* [KUTIPAN SUMBER]:
——

Menu

Senin, 03 April 2017

Makna Ramadhan Bulan Diturunkanya Al Quran

Makna Ramadhan Bulan Diturunkanya Al Quran

Tafsir Surat Al Baqarah 185
(Beberapa hari yang ditentukan itu ialah) bulan Ramadhan, bulan yang di dalamnya diturunkan (permulaan) Al Quran sebagai petunjuk bagi manusia dan penjelasan-penjelasan mengenai petunjuk itu dan pembeda (antara yang hak dan yang bathil). Karena itu, barangsiapa di antara kamu hadir (di negeri tempat tinggalnya) di bulan itu, maka hendaklah ia berpuasa pada bulan itu, dan barangsiapa sakit atau dalam perjalanan (lalu ia berbuka), maka (wajiblah baginya berpuasa), sebanyak hari yang ditinggalkannya itu, pada hari-hari yang lain. Allah menghendaki kemudahan bagimu, dan tidak menghendaki kesukaran bagimu. Dan hendaklah kamu mencukupkan bilangannya dan hendaklah kamu mengagungkan Allah atas petunjuk-Nya yang diberikan kepadamu, supaya kamu bersyukur.( Al Baqarah 185)

——

* [DAFTAR BUTIR]:
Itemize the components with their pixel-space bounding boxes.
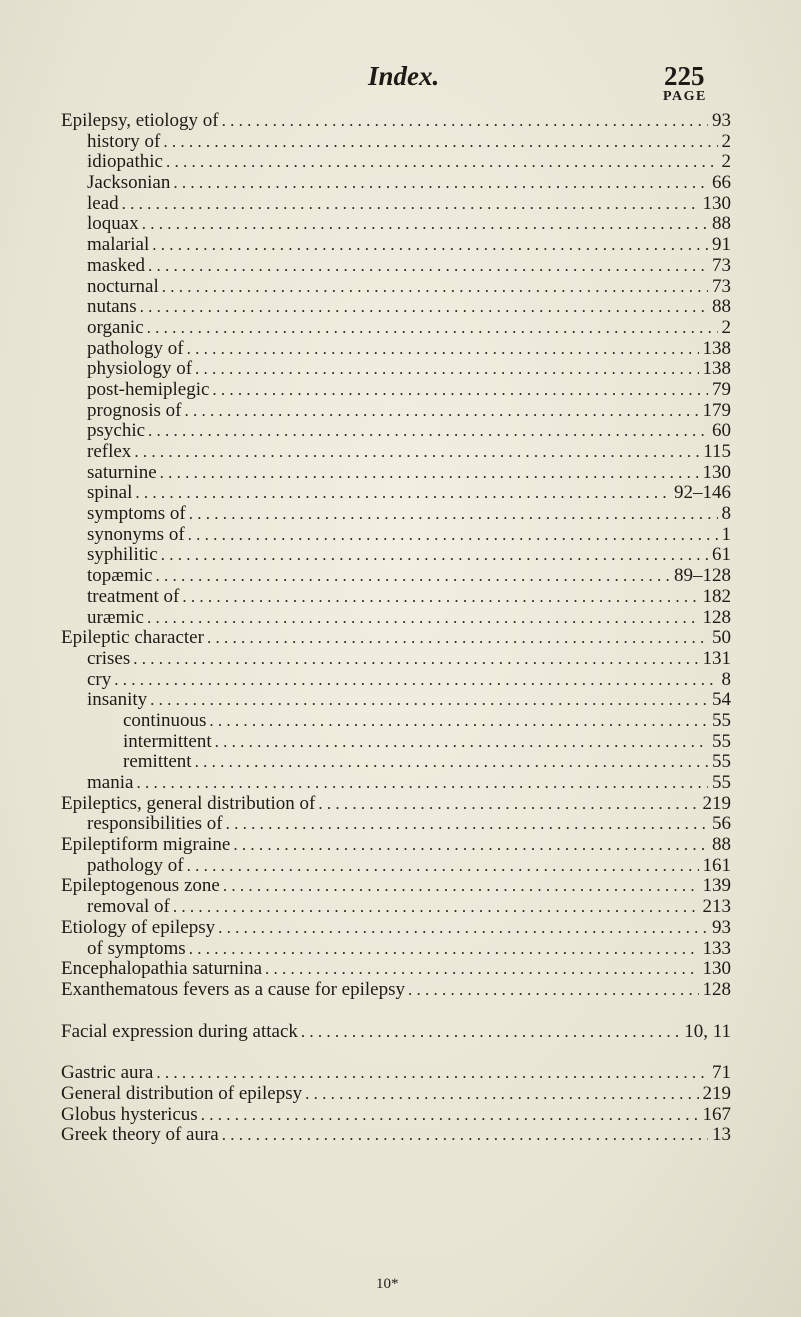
index-term: pathology of	[87, 338, 184, 359]
index-entry	[61, 1084, 731, 1105]
index-entry	[61, 318, 731, 339]
dot-leader	[142, 214, 708, 235]
index-entry	[61, 670, 731, 691]
index-page-ref: 115	[703, 442, 731, 462]
index-page-ref: 55	[712, 731, 731, 752]
dot-leader	[265, 959, 698, 980]
index-page-ref: 92–146	[674, 483, 731, 504]
index-entry	[61, 525, 731, 546]
index-term: treatment of	[87, 586, 180, 607]
index-entry	[61, 814, 731, 835]
page-column-label: PAGE	[663, 89, 707, 104]
index-page-ref: 89–128	[674, 566, 731, 587]
index-entry	[61, 194, 731, 215]
index-term: of symptoms	[87, 938, 186, 959]
dot-leader	[223, 876, 699, 897]
index-page-ref: 91	[712, 235, 731, 256]
signature-mark: 10*	[376, 1276, 399, 1292]
index-page-ref: 61	[712, 545, 731, 566]
index-entry	[61, 690, 731, 711]
index-entry	[61, 483, 731, 504]
index-page-ref: 55	[712, 752, 731, 773]
index-term: intermittent	[123, 731, 212, 752]
index-entry	[61, 1125, 731, 1146]
index-term: Epilepsy, etiology of	[61, 111, 219, 131]
index-page-ref: 73	[712, 276, 731, 297]
dot-leader	[189, 504, 718, 525]
dot-leader	[212, 380, 708, 401]
dot-leader	[173, 173, 708, 194]
index-entry	[61, 504, 731, 525]
index-page-ref: 2	[721, 131, 731, 152]
dot-leader	[195, 359, 698, 380]
dot-leader	[215, 732, 708, 753]
index-term: Exanthematous fevers as a cause for epilepsy	[61, 979, 405, 1000]
index-entry	[61, 959, 731, 980]
dot-leader	[140, 297, 708, 318]
index-entry	[61, 152, 731, 173]
dot-leader	[160, 463, 699, 484]
index-entry	[61, 359, 731, 380]
index-entry	[61, 918, 731, 939]
dot-leader	[187, 856, 699, 877]
index-page-ref: 182	[702, 586, 731, 607]
index-term: pathology of	[87, 855, 184, 876]
index-entry	[61, 608, 731, 629]
index-entry	[61, 132, 731, 153]
index-entry	[61, 856, 731, 877]
index-page-ref: 93	[712, 917, 731, 938]
dot-leader	[408, 980, 699, 1001]
index-entry	[61, 173, 731, 194]
index-entry	[61, 214, 731, 235]
index-entry	[61, 339, 731, 360]
index-term: remittent	[123, 752, 192, 773]
header-page-number: 225	[664, 61, 705, 91]
index-entry	[61, 401, 731, 422]
index-entry	[61, 566, 731, 587]
dot-leader	[209, 711, 708, 732]
index-term: symptoms of	[87, 504, 186, 525]
dot-leader	[147, 318, 718, 339]
index-entry	[61, 380, 731, 401]
index-page-ref: 139	[702, 876, 731, 897]
dot-leader	[187, 339, 699, 360]
index-term: continuous	[123, 710, 207, 731]
index-page-ref: 55	[712, 773, 731, 793]
index-term: Jacksonian	[87, 173, 171, 194]
dot-leader	[162, 277, 708, 298]
index-term: mania	[87, 773, 134, 793]
dot-leader	[152, 235, 708, 256]
index-term: Gastric aura	[61, 1063, 154, 1084]
index-entry	[61, 587, 731, 608]
index-entry	[61, 711, 731, 732]
index-page-ref: 219	[702, 1083, 731, 1104]
index-entry	[61, 876, 731, 897]
index-entry	[61, 297, 731, 318]
index-term: prognosis of	[87, 400, 182, 421]
index-page-ref: 130	[702, 462, 731, 483]
dot-leader	[188, 525, 718, 546]
index-page-ref: 93	[712, 111, 731, 131]
dot-leader	[195, 752, 708, 773]
dot-leader	[148, 421, 708, 442]
index-term: insanity	[87, 690, 148, 711]
index-entry	[61, 1063, 731, 1084]
dot-leader	[148, 256, 708, 277]
dot-leader	[207, 628, 708, 649]
index-entry	[61, 649, 731, 670]
index-page-ref: 8	[721, 504, 731, 525]
index-page-ref: 2	[721, 317, 731, 338]
index-entry	[61, 1105, 731, 1126]
index-term: synonyms of	[87, 524, 185, 545]
index-page-ref: 79	[712, 379, 731, 400]
index-page-ref: 161	[702, 855, 731, 876]
index-entry	[61, 111, 731, 132]
index-term: Epileptics, general distribution of	[61, 793, 316, 814]
index-term: topæmic	[87, 566, 153, 587]
index-entry	[61, 628, 731, 649]
index-page-ref: 131	[702, 648, 731, 669]
index-page-ref: 55	[712, 710, 731, 731]
index-entry	[61, 463, 731, 484]
index-page-ref: 88	[712, 297, 731, 318]
dot-leader	[163, 132, 717, 153]
index-page-ref: 138	[702, 338, 731, 359]
dot-leader	[135, 483, 670, 504]
index-entry	[61, 545, 731, 566]
index-entry	[61, 835, 731, 856]
index-term: nutans	[87, 297, 137, 318]
dot-leader	[156, 1063, 708, 1084]
index-page-ref: 71	[712, 1063, 731, 1084]
dot-leader	[226, 814, 708, 835]
dot-leader	[122, 194, 699, 215]
index-page-ref: 60	[712, 421, 731, 442]
index-page-ref: 54	[712, 690, 731, 711]
index-term: syphilitic	[87, 545, 158, 566]
index-entry	[61, 773, 731, 794]
index-term: Epileptic character	[61, 628, 204, 649]
index-term: nocturnal	[87, 276, 159, 297]
index-term: masked	[87, 255, 146, 276]
dot-leader	[150, 690, 708, 711]
index-page-ref: 213	[702, 897, 731, 918]
index-page-ref: 56	[712, 814, 731, 835]
dot-leader	[155, 566, 670, 587]
index-term: General distribution of epilepsy	[61, 1083, 303, 1104]
index-page-ref: 73	[712, 255, 731, 276]
dot-leader	[222, 1125, 708, 1146]
index-entry	[61, 256, 731, 277]
index-page-ref: 88	[712, 835, 731, 856]
index-page-ref: 179	[702, 400, 731, 421]
index-entry	[61, 980, 731, 1001]
index-page-ref: 2	[721, 152, 731, 173]
index-term: lead	[87, 193, 119, 214]
index-page-ref: 128	[702, 979, 731, 1000]
index-page-ref: 138	[702, 359, 731, 380]
dot-leader	[201, 1105, 699, 1126]
index-entry	[61, 939, 731, 960]
dot-leader	[218, 918, 708, 939]
dot-leader	[233, 835, 708, 856]
dot-leader	[222, 111, 708, 132]
index-page-ref: 1	[721, 524, 731, 545]
dot-leader	[182, 587, 698, 608]
index-entry	[61, 1022, 731, 1043]
index-term: psychic	[87, 421, 146, 442]
index-page-ref: 219	[702, 793, 731, 814]
dot-leader	[184, 401, 698, 422]
index-entry	[61, 277, 731, 298]
index-entry	[61, 421, 731, 442]
header-title: Index.	[368, 61, 440, 91]
index-term: reflex	[87, 442, 132, 462]
index-term: uræmic	[87, 607, 144, 628]
index-term: history of	[87, 131, 161, 152]
index-page-ref: 167	[702, 1104, 731, 1125]
index-page-ref: 50	[712, 628, 731, 649]
dot-leader	[133, 649, 698, 670]
dot-leader	[161, 545, 708, 566]
index-entry	[61, 235, 731, 256]
dot-leader	[301, 1022, 680, 1043]
index-page-ref: 128	[702, 607, 731, 628]
dot-leader	[136, 773, 708, 794]
dot-leader	[166, 152, 718, 173]
index-term: Facial expression during attack	[61, 1021, 298, 1042]
dot-leader	[147, 608, 699, 629]
index-term: idiopathic	[87, 152, 163, 173]
dot-leader	[134, 442, 699, 463]
index-term: Epileptogenous zone	[61, 876, 220, 897]
index-page-ref: 130	[702, 193, 731, 214]
index-term: crises	[87, 648, 131, 669]
index-term: Encephalopathia saturnina	[61, 959, 263, 980]
index-term: post-hemiplegic	[87, 379, 210, 400]
index-term: saturnine	[87, 462, 157, 483]
index-page-ref: 88	[712, 214, 731, 235]
index-entry	[61, 752, 731, 773]
index-page-ref: 8	[721, 669, 731, 690]
index-page-ref: 66	[712, 173, 731, 194]
index-page-ref: 130	[702, 959, 731, 980]
index-page-ref: 133	[702, 938, 731, 959]
index-entry	[61, 442, 731, 463]
index-page-ref: 10, 11	[684, 1021, 731, 1042]
index-entry	[61, 897, 731, 918]
dot-leader	[318, 794, 698, 815]
dot-leader	[114, 670, 717, 691]
index-term: Globus hystericus	[61, 1104, 198, 1125]
dot-leader	[305, 1084, 698, 1105]
index-term: physiology of	[87, 359, 193, 380]
index-term: Etiology of epilepsy	[61, 917, 216, 938]
dot-leader	[189, 939, 699, 960]
index-term: responsibilities of	[87, 814, 223, 835]
index-page-ref: 13	[712, 1125, 731, 1146]
index-list	[61, 111, 731, 1146]
index-term: organic	[87, 317, 144, 338]
index-term: loquax	[87, 214, 139, 235]
index-entry	[61, 732, 731, 753]
index-term: spinal	[87, 483, 133, 504]
index-term: cry	[87, 669, 112, 690]
index-term: malarial	[87, 235, 150, 256]
index-term: Epileptiform migraine	[61, 835, 231, 856]
index-term: removal of	[87, 897, 170, 918]
index-term: Greek theory of aura	[61, 1125, 219, 1146]
dot-leader	[173, 897, 699, 918]
index-entry	[61, 794, 731, 815]
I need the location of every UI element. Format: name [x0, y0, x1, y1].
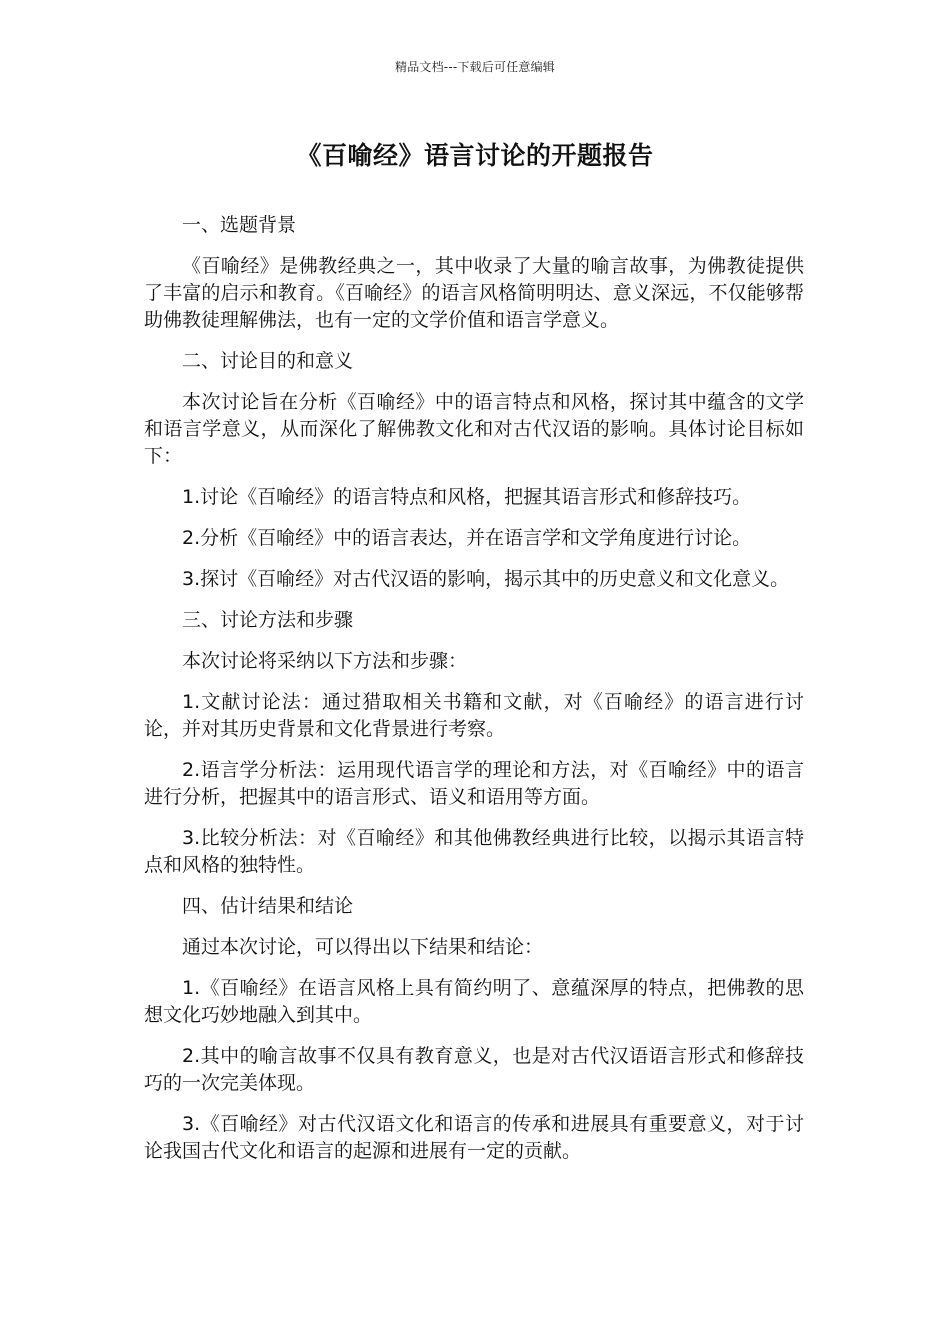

——

Tulis kembali bagian kutipan tentang makna Ramadhan mulai dari "Tafsir Surat Al" sampai dengan "Al Baqarah 185)", dan ganti "kesukaran" dengan "kesulitan".

Tafsir Surat Al Baqarah 185
(Beberapa hari yang ditentukan itu ialah) bulan Ramadhan, bulan yang di dalamnya diturunkan (permulaan) Al Quran sebagai petunjuk bagi manusia dan penjelasan-penjelasan mengenai petunjuk itu dan pembeda (antara yang hak dan yang bathil). Karena itu, barangsiapa di antara kamu hadir (di negeri tempat tinggalnya) di bulan itu, maka hendaklah ia berpuasa pada bulan itu, dan barangsiapa sakit atau dalam perjalanan (lalu ia berbuka), maka (wajiblah baginya berpuasa), sebanyak hari yang ditinggalkannya itu, pada hari-hari yang lain. Allah menghendaki kemudahan bagimu, dan tidak menghendaki kesulitan bagimu. Dan hendaklah kamu mencukupkan bilangannya dan hendaklah kamu mengagungkan Allah atas petunjuk-Nya yang diberikan kepadamu, supaya kamu bersyukur.( Al Baqarah 185)